Reproduce every line in the listing that contains the word "this".

DATA FOR PROCESSING:
start

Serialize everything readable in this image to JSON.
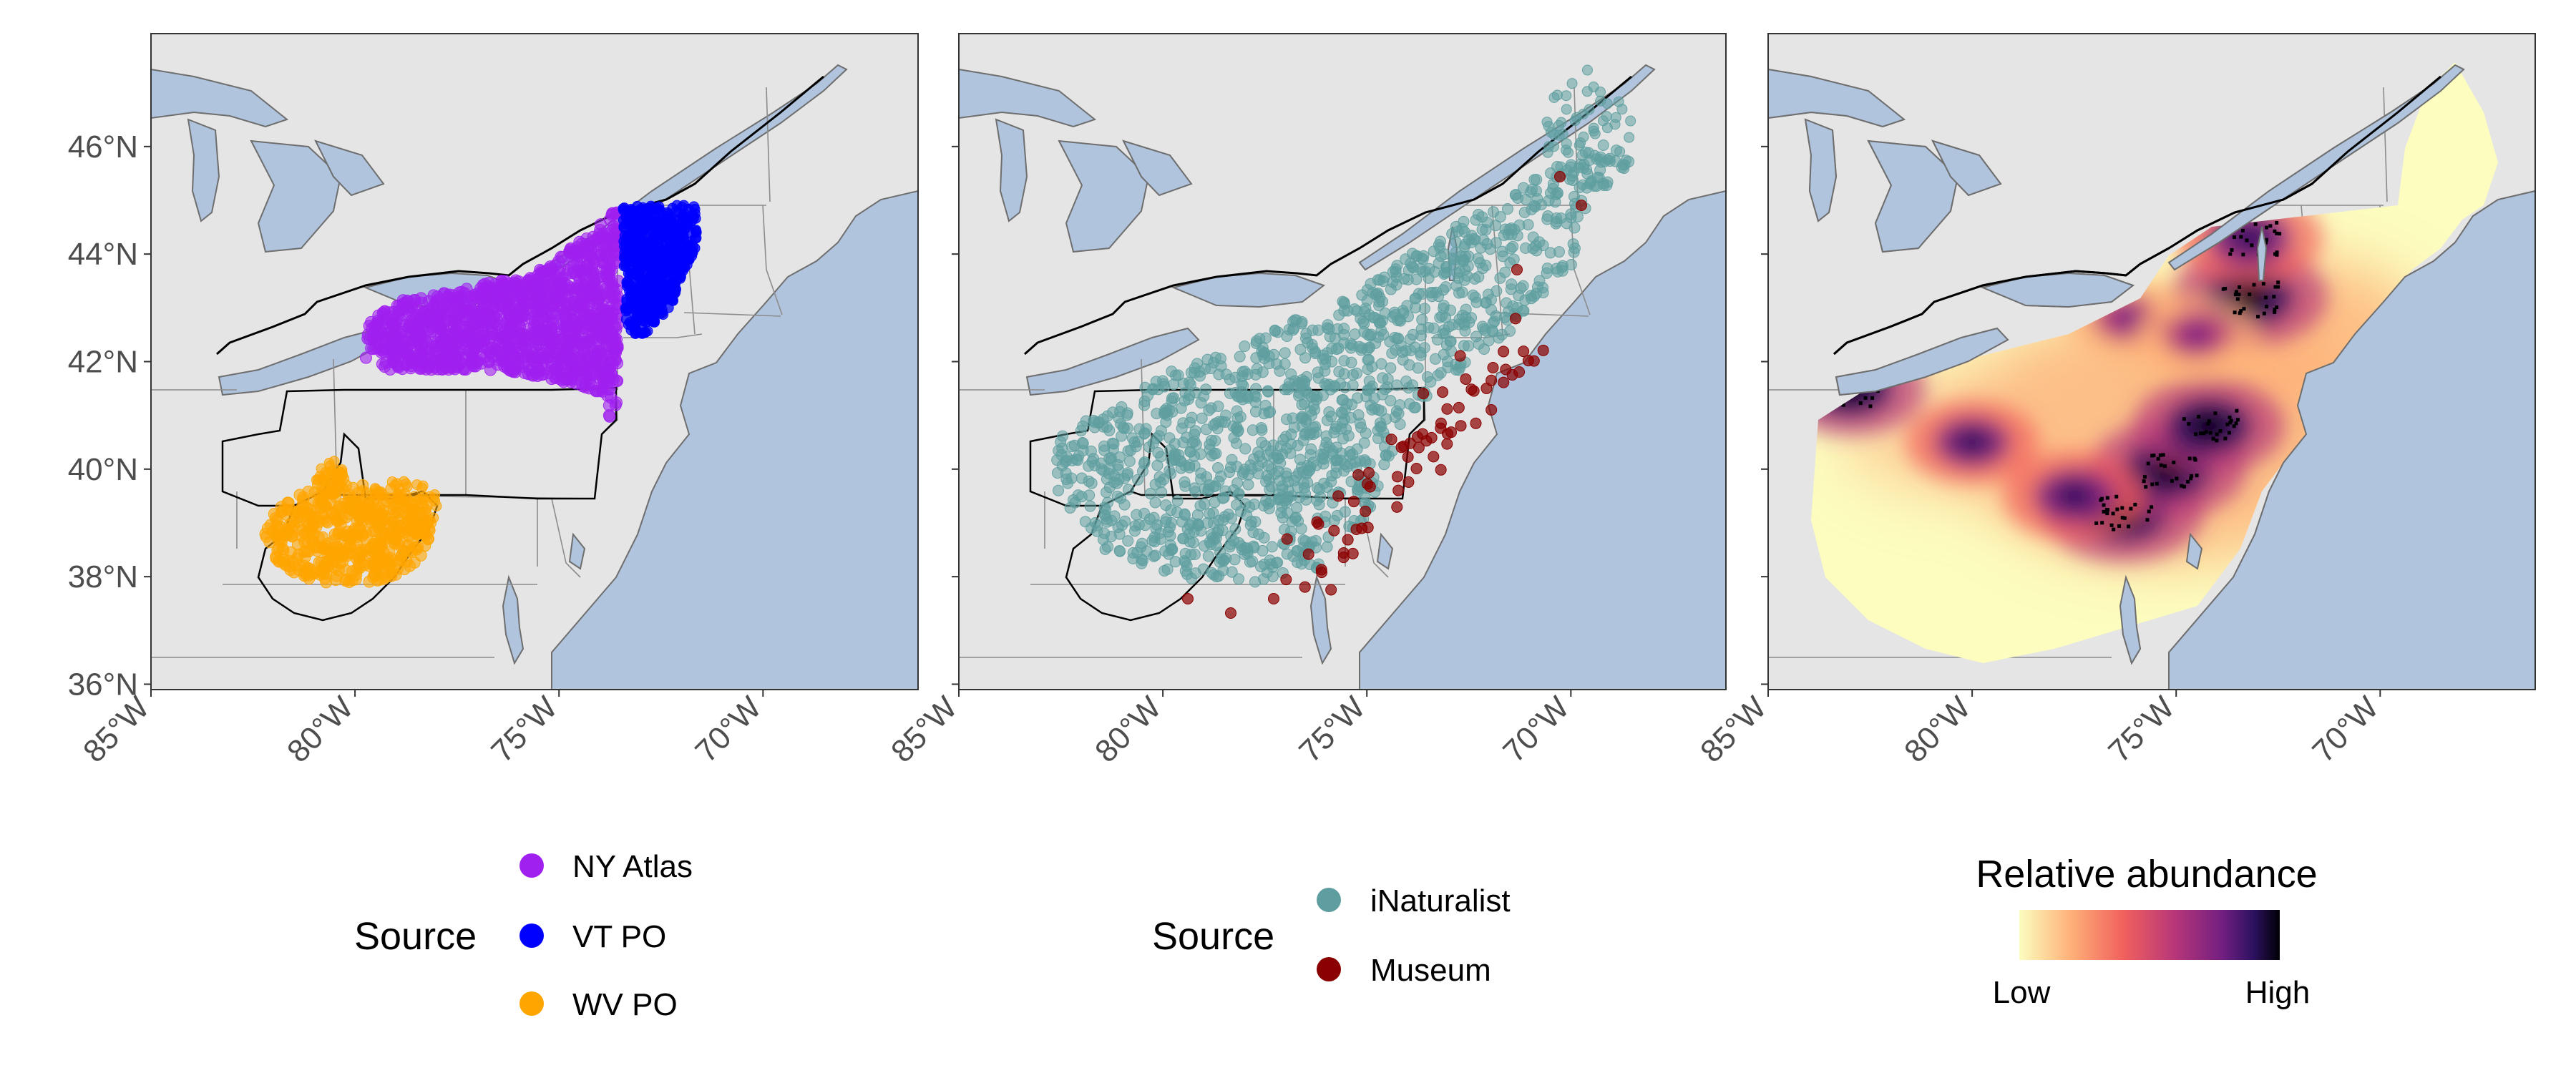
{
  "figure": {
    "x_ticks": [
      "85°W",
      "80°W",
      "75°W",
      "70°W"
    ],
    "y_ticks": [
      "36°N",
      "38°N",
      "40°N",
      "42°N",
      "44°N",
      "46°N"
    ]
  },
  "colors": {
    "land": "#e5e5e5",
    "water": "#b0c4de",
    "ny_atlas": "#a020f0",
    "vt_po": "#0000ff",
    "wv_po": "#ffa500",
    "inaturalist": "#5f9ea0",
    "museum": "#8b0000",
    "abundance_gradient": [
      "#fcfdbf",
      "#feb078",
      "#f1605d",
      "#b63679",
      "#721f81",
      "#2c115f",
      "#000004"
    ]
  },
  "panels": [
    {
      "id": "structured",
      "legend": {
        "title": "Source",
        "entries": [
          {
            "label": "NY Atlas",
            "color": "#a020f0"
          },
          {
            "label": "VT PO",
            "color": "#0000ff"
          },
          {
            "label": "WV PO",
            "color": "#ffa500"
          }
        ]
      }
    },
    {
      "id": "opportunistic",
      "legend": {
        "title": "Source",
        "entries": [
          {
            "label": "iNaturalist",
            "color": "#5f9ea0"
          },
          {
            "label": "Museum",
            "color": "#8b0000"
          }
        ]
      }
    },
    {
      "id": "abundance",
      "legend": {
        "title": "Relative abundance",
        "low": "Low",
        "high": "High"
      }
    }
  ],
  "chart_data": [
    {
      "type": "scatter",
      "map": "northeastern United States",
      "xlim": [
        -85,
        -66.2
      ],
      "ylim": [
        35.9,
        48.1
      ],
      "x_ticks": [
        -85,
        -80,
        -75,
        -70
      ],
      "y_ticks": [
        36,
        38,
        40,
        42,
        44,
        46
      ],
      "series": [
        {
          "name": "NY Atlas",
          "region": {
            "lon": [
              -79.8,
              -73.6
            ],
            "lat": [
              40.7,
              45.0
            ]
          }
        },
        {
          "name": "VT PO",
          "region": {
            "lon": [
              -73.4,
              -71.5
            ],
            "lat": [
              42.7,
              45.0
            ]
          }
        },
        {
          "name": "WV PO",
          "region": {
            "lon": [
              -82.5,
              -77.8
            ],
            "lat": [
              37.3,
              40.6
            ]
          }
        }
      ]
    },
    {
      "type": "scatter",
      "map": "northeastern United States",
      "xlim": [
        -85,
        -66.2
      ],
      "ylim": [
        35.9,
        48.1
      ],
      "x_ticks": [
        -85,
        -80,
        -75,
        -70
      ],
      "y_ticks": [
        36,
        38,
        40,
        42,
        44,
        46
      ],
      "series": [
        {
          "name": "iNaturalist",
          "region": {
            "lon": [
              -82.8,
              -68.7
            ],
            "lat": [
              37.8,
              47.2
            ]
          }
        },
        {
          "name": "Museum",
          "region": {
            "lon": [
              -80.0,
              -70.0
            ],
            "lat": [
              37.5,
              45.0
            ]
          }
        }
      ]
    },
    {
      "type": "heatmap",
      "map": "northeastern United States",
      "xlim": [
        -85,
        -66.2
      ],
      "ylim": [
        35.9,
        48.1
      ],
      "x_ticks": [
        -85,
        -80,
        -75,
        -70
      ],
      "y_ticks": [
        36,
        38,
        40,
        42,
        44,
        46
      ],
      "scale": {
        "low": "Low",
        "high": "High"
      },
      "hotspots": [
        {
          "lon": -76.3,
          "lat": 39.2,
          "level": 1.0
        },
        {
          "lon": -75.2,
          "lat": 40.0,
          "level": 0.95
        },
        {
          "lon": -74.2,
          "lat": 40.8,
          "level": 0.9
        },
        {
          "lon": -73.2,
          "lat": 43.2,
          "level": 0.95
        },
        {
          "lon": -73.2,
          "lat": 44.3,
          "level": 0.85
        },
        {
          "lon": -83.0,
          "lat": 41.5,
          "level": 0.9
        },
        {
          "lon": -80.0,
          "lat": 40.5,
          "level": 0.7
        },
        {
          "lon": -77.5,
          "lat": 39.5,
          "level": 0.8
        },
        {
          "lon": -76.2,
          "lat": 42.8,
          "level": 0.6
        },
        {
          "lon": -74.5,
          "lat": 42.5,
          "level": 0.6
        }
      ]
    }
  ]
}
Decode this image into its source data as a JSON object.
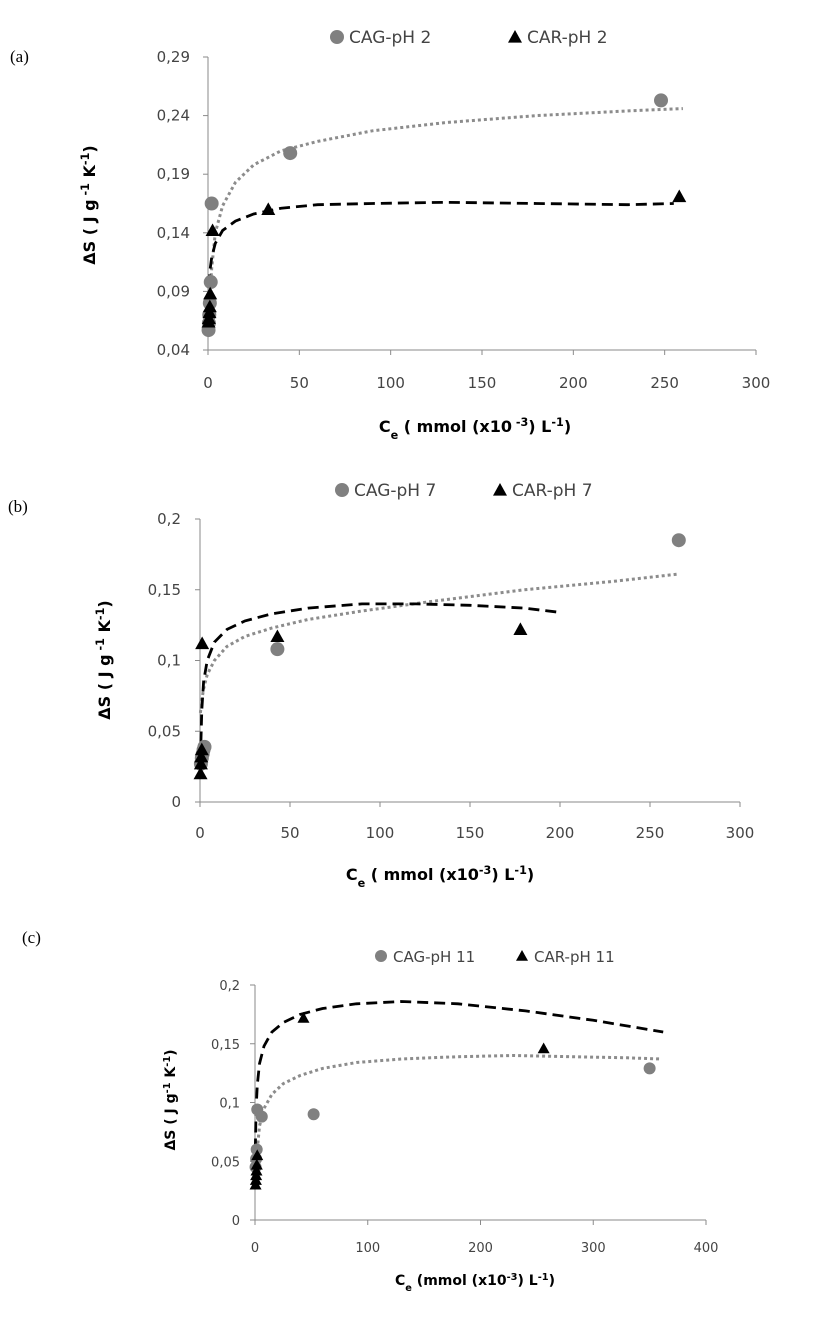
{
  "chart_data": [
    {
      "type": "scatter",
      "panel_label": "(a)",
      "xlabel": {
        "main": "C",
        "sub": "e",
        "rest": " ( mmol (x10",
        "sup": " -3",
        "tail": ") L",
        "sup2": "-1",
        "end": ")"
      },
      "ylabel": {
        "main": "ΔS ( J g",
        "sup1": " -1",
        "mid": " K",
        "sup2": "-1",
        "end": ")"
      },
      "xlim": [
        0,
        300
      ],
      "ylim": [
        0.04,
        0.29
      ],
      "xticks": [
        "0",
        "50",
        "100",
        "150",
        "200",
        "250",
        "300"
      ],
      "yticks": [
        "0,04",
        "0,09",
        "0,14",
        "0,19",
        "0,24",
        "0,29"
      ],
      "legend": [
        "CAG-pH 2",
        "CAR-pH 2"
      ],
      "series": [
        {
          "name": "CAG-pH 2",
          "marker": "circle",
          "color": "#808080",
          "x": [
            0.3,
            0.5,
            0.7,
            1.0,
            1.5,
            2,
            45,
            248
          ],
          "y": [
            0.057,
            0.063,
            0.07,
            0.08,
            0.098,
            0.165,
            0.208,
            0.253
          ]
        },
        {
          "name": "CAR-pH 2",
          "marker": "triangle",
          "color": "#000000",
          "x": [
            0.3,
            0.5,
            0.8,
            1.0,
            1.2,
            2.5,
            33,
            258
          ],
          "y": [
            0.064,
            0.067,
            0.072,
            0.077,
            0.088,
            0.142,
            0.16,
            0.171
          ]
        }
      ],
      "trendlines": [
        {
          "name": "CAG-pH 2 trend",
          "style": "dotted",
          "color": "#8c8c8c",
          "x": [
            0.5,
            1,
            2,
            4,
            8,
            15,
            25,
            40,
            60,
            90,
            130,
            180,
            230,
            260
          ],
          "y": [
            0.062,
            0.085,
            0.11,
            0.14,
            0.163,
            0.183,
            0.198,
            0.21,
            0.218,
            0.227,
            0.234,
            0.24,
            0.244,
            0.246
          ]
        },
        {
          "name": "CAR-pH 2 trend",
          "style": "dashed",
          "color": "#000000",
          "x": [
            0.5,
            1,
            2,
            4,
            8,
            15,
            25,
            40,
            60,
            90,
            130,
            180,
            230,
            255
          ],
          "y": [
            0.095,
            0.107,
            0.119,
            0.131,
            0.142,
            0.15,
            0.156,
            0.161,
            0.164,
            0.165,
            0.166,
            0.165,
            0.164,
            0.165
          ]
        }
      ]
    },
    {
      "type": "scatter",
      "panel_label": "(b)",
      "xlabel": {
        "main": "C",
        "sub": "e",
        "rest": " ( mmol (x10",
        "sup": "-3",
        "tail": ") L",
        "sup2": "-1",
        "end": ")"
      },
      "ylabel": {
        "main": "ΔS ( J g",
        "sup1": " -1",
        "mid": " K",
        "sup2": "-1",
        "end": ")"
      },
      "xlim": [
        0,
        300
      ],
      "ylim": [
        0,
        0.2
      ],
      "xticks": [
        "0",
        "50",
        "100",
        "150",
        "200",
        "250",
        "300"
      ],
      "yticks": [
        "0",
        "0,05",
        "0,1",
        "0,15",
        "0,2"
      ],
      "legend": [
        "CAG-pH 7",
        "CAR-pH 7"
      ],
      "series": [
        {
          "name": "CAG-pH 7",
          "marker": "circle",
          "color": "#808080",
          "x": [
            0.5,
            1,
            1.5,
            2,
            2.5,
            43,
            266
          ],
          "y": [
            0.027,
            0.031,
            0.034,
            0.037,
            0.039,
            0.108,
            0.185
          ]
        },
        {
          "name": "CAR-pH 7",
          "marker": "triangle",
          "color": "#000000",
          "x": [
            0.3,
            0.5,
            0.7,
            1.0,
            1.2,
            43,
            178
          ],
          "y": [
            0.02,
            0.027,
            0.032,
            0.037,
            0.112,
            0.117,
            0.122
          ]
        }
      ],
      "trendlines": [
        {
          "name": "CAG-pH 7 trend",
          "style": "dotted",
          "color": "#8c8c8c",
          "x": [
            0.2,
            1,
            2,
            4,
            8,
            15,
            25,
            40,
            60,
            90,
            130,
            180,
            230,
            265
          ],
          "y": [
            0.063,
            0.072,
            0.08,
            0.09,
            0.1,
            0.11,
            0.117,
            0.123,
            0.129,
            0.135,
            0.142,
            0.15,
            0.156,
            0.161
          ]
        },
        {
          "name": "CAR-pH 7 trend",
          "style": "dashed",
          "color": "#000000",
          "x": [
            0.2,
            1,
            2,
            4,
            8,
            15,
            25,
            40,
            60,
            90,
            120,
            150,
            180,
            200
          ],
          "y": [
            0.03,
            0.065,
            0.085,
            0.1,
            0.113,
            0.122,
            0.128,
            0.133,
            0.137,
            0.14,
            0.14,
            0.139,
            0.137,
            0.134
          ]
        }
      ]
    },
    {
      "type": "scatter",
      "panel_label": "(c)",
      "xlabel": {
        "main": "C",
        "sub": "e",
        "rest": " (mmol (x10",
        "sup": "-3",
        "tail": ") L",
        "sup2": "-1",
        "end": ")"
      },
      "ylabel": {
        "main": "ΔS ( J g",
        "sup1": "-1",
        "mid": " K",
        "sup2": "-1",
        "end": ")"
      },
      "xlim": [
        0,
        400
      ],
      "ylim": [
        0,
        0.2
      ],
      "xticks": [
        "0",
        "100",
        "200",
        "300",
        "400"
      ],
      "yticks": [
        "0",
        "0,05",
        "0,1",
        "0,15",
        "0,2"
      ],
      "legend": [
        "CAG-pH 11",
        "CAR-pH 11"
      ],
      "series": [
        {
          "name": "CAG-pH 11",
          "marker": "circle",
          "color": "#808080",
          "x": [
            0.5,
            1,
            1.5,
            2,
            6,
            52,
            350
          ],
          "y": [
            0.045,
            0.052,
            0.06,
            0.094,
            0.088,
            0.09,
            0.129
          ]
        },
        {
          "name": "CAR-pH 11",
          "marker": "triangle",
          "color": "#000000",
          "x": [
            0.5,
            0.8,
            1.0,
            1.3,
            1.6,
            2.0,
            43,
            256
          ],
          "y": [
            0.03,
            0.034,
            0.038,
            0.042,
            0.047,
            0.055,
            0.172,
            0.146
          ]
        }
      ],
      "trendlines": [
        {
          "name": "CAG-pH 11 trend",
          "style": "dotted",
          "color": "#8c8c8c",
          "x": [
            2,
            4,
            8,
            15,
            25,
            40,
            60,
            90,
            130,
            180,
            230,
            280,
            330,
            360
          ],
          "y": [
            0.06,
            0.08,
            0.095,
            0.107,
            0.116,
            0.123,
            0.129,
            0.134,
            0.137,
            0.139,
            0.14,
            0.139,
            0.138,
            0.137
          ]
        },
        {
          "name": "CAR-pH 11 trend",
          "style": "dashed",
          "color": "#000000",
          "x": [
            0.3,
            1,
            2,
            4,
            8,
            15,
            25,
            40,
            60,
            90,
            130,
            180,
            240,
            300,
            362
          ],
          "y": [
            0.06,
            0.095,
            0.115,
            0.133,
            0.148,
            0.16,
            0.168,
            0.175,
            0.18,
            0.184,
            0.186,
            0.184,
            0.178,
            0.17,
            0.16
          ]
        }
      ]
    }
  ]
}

end

EXERCISE RESPONSE:
Serialize everything readable in this image to JSON.
Decode this image into its source data as a JSON object.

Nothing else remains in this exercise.